> **Written problem A**: Extract every entry in the entries below, from the line containing "comment-2-username[interactable]: store.dnd <box>669" down to the line containing "share-icon[interactable] <box>699 521", including both of those lines.

> **Excerpt to read**:
>>>
National Labor Relations Board, Petitioner, v. Medina County Publications, Inc., Respondent, 735 F.2d 199 (6th Cir. 1984)Annotate this Case
Argued May 4, 1984. Decided May 29, 1984
Elliott Moore, Deputy Associate General Counsel, N.L.R.B., Andrew Tranovich, Miriam Szapiro (argued), Washington, D.C., for petitioner.
Martin S. List (argued), Duvin, Flinker & Cahn, Cleveland, Ohio, for respondent.
Before LIVELY, Chief Judge, JONES, Circuit Judge, and TIMBERS, Senior Circuit Judge.*
The National Labor Relations Board (the Board) petitions this Court for enforcement of its order finding that Medina County Publications, Inc. (the Company) refused to recognize and bargain with the Cleveland Typographical Union No. 53, International Typographical Union, AFL-CIO (the Union) in violation of Secs. 8(a) (5) and (1) of the National Labor Relations Act (NLRA). On appeal, the company contends that this Court should deny enforcement because the Board erroneously included within the employees' bargaining group sports editor, Steve Dungjen. We agree.
<<<
> **Written problem B**: In the court case excerpt, which sports editor does the company argue the Board wrongly placed in the employees' bargaining group?

> **Data listing**:
>>>
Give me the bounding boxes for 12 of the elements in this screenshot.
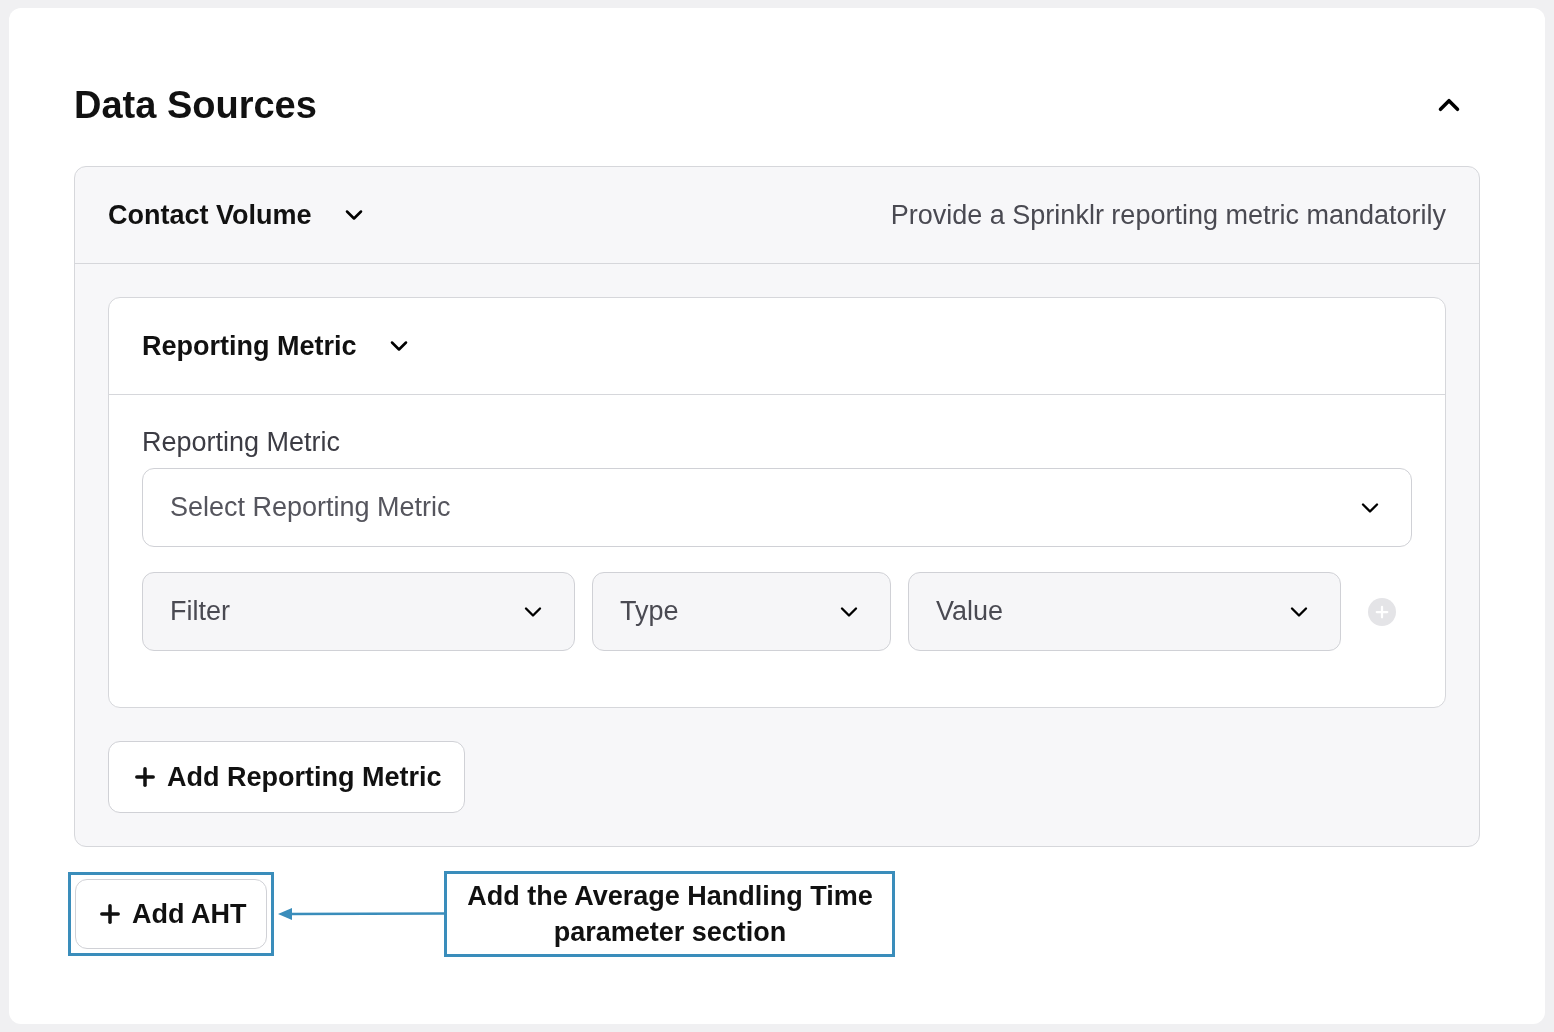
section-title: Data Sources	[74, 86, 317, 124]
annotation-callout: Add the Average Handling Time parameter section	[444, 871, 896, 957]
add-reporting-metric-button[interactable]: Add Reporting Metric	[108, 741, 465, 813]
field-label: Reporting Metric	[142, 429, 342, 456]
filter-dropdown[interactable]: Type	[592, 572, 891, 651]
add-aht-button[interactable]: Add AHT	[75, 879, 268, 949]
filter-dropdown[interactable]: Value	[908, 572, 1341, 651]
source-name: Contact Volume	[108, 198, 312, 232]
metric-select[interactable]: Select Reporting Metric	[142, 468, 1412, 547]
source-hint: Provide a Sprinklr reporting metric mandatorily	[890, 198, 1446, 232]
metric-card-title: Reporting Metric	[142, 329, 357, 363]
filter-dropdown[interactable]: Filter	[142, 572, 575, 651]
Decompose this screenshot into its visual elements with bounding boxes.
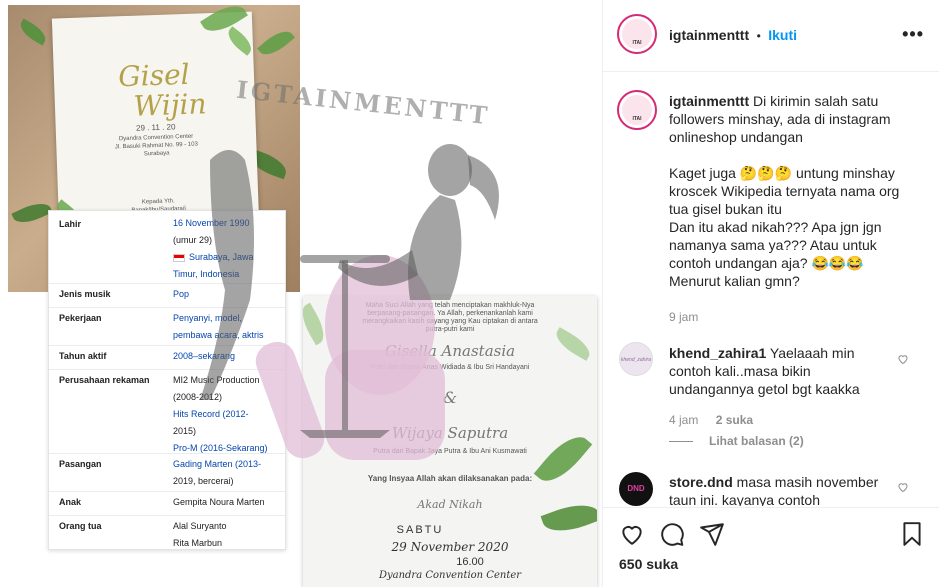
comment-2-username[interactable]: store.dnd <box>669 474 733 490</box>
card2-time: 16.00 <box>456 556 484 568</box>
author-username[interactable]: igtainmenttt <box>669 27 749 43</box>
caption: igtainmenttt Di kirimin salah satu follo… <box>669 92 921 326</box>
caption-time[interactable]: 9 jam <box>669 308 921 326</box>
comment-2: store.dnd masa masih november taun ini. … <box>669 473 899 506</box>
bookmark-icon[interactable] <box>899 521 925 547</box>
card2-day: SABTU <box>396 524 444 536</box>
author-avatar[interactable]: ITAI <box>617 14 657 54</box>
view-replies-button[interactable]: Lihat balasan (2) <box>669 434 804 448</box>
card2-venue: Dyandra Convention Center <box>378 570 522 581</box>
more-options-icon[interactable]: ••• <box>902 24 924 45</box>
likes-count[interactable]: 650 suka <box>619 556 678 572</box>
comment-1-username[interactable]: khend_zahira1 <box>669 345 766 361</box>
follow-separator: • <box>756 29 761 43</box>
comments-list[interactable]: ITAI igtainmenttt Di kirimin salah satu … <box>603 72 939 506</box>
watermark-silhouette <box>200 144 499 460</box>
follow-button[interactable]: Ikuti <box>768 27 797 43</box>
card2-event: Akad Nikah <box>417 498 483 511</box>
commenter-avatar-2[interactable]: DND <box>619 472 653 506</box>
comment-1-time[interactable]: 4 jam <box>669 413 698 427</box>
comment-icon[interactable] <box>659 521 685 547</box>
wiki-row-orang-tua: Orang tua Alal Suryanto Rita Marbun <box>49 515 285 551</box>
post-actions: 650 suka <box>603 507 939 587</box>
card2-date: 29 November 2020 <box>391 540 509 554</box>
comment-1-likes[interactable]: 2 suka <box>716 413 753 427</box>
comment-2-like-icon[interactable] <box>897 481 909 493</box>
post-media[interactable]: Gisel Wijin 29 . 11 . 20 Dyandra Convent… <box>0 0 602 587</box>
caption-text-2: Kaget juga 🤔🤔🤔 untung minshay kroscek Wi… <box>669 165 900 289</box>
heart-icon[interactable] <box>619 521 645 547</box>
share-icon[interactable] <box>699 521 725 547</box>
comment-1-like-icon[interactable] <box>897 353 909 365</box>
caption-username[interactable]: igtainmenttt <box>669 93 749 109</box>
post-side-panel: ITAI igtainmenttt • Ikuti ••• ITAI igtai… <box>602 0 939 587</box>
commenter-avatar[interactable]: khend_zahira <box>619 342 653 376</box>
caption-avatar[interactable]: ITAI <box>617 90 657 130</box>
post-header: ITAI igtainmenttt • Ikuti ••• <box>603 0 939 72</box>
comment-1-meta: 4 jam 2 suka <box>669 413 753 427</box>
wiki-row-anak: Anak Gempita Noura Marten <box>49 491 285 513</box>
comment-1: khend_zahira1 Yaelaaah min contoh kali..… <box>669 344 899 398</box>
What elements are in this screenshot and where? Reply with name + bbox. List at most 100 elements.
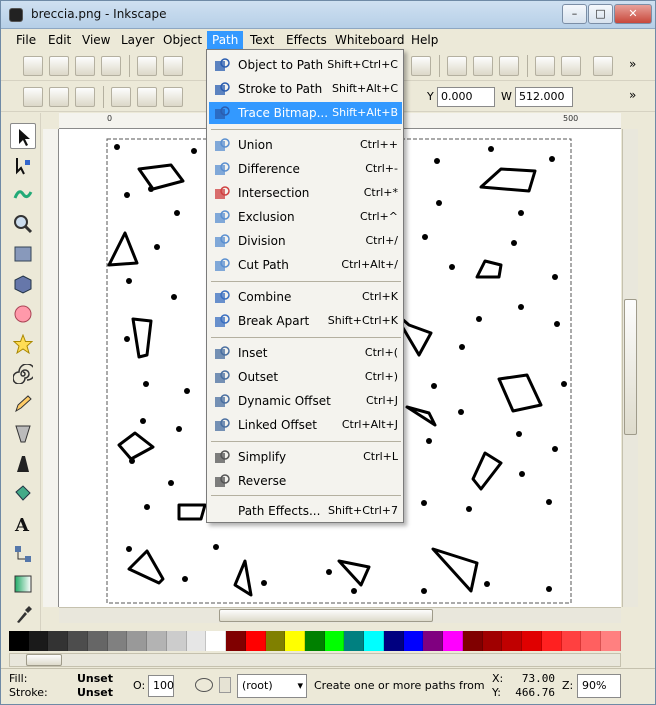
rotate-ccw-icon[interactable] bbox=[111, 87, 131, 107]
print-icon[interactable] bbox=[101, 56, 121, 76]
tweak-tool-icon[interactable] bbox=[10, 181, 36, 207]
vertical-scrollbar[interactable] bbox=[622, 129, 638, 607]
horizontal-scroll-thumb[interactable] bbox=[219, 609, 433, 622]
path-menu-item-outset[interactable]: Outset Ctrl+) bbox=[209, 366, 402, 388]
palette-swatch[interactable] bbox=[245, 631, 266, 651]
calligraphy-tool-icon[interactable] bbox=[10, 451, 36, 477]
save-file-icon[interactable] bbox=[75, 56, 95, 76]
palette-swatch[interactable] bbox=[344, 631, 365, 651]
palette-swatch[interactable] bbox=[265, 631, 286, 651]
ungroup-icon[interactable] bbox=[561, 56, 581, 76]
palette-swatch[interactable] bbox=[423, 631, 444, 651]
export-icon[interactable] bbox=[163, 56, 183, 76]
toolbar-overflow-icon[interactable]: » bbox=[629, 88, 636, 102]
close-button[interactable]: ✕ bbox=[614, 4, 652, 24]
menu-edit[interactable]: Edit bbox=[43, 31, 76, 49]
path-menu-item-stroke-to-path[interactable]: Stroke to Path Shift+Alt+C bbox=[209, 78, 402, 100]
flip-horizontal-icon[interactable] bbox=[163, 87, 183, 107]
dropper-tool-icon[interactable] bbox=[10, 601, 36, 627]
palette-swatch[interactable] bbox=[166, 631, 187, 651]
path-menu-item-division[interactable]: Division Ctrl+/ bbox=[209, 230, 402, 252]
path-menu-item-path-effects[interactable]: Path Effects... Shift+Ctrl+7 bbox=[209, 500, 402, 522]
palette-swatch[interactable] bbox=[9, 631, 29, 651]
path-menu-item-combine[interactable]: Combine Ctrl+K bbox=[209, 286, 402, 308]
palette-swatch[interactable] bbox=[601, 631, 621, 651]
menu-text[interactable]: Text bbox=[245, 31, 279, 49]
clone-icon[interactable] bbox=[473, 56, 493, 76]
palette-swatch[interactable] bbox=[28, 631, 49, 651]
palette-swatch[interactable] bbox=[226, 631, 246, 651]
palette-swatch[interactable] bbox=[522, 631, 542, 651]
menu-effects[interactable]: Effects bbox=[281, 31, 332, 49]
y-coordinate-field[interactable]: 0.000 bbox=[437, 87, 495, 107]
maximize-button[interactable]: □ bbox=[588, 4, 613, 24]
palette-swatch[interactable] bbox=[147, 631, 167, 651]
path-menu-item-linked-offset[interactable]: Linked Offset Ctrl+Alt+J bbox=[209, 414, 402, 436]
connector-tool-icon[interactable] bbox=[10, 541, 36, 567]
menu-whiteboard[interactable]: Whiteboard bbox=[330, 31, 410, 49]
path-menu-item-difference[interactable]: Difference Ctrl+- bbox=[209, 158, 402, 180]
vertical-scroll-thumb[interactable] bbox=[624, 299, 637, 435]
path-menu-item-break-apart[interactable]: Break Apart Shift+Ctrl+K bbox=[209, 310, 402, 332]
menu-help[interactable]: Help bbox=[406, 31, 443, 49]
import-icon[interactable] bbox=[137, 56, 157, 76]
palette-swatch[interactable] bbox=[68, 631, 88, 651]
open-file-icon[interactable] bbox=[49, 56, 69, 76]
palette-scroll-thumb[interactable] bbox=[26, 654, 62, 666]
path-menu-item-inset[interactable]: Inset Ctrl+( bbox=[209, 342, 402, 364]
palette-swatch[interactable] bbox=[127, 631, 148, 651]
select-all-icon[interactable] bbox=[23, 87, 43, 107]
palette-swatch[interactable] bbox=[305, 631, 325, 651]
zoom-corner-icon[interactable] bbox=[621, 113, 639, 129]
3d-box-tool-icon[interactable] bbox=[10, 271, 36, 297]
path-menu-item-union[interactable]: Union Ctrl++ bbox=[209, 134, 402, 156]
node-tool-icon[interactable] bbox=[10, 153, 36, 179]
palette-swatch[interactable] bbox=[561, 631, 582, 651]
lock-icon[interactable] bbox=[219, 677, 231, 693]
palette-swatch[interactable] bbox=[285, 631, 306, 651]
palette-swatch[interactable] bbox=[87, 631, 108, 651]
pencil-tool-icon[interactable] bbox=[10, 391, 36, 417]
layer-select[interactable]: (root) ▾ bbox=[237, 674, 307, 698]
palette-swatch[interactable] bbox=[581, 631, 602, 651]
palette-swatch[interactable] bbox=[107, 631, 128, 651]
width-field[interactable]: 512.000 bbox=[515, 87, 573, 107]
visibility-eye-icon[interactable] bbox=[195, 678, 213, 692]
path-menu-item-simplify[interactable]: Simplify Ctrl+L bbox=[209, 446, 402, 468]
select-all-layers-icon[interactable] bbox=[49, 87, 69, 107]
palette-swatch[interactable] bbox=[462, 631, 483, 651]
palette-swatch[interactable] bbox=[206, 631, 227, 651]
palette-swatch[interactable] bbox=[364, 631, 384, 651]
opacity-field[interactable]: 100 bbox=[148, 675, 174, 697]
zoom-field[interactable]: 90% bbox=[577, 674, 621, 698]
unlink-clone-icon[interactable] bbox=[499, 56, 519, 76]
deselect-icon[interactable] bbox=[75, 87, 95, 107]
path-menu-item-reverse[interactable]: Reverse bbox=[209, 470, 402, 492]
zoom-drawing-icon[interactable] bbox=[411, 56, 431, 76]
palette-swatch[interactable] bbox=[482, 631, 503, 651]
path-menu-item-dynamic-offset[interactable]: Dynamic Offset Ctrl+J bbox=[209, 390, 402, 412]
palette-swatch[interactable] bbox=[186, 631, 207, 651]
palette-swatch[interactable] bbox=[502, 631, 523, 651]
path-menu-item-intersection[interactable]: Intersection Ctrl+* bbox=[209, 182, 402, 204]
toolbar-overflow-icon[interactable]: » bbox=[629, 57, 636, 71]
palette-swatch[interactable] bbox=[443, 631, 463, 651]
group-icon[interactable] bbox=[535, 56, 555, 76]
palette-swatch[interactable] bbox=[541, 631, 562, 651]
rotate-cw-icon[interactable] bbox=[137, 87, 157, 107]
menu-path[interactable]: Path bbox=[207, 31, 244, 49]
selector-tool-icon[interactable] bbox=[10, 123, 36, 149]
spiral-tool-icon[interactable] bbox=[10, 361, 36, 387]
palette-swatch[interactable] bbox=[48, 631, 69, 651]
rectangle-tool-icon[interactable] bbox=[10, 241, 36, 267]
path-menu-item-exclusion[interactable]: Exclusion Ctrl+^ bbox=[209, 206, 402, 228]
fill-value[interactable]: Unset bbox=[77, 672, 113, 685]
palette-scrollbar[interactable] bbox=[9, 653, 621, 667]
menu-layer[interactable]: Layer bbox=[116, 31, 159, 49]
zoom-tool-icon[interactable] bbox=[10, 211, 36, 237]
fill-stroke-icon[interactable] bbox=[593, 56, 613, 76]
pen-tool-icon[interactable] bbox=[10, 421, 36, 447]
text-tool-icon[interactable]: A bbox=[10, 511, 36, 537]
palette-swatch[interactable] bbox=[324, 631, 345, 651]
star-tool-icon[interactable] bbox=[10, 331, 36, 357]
<<<
> **Output A**:
comment-2-username[interactable]: store.dnd <box>669 474 733 490</box>
card2-time: 16.00 <box>456 556 484 568</box>
author-username[interactable]: igtainmenttt <box>669 27 749 43</box>
caption: igtainmenttt Di kirimin salah satu follo… <box>669 92 921 326</box>
caption-time[interactable]: 9 jam <box>669 308 921 326</box>
comment-2: store.dnd masa masih november taun ini. … <box>669 473 899 506</box>
bookmark-icon[interactable] <box>899 521 925 547</box>
card2-day: SABTU <box>396 524 444 536</box>
author-avatar[interactable]: ITAI <box>617 14 657 54</box>
view-replies-button[interactable]: Lihat balasan (2) <box>669 434 804 448</box>
card2-venue: Dyandra Convention Center <box>378 570 522 581</box>
more-options-icon[interactable]: ••• <box>902 24 924 45</box>
likes-count[interactable]: 650 suka <box>619 556 678 572</box>
comment-1-username[interactable]: khend_zahira1 <box>669 345 766 361</box>
follow-separator: • <box>756 29 761 43</box>
comments-list[interactable]: ITAI igtainmenttt Di kirimin salah satu … <box>603 72 939 506</box>
watermark-silhouette <box>200 144 499 460</box>
follow-button[interactable]: Ikuti <box>768 27 797 43</box>
card2-event: Akad Nikah <box>417 498 483 511</box>
commenter-avatar-2[interactable]: DND <box>619 472 653 506</box>
comment-1-time[interactable]: 4 jam <box>669 413 698 427</box>
comment-icon[interactable] <box>659 521 685 547</box>
wiki-row-orang-tua: Orang tua Alal Suryanto Rita Marbun <box>49 515 285 551</box>
post-actions: 650 suka <box>603 507 939 587</box>
card2-date: 29 November 2020 <box>391 540 509 554</box>
comment-1-likes[interactable]: 2 suka <box>716 413 753 427</box>
comment-2-like-icon[interactable] <box>897 481 909 493</box>
post-media[interactable]: Gisel Wijin 29 . 11 . 20 Dyandra Convent… <box>0 0 602 587</box>
caption-text-2: Kaget juga 🤔🤔🤔 untung minshay kroscek Wi… <box>669 165 900 289</box>
heart-icon[interactable] <box>619 521 645 547</box>
share-icon[interactable] <box>699 521 725 547</box>

> **Output B**: Steve Dungjen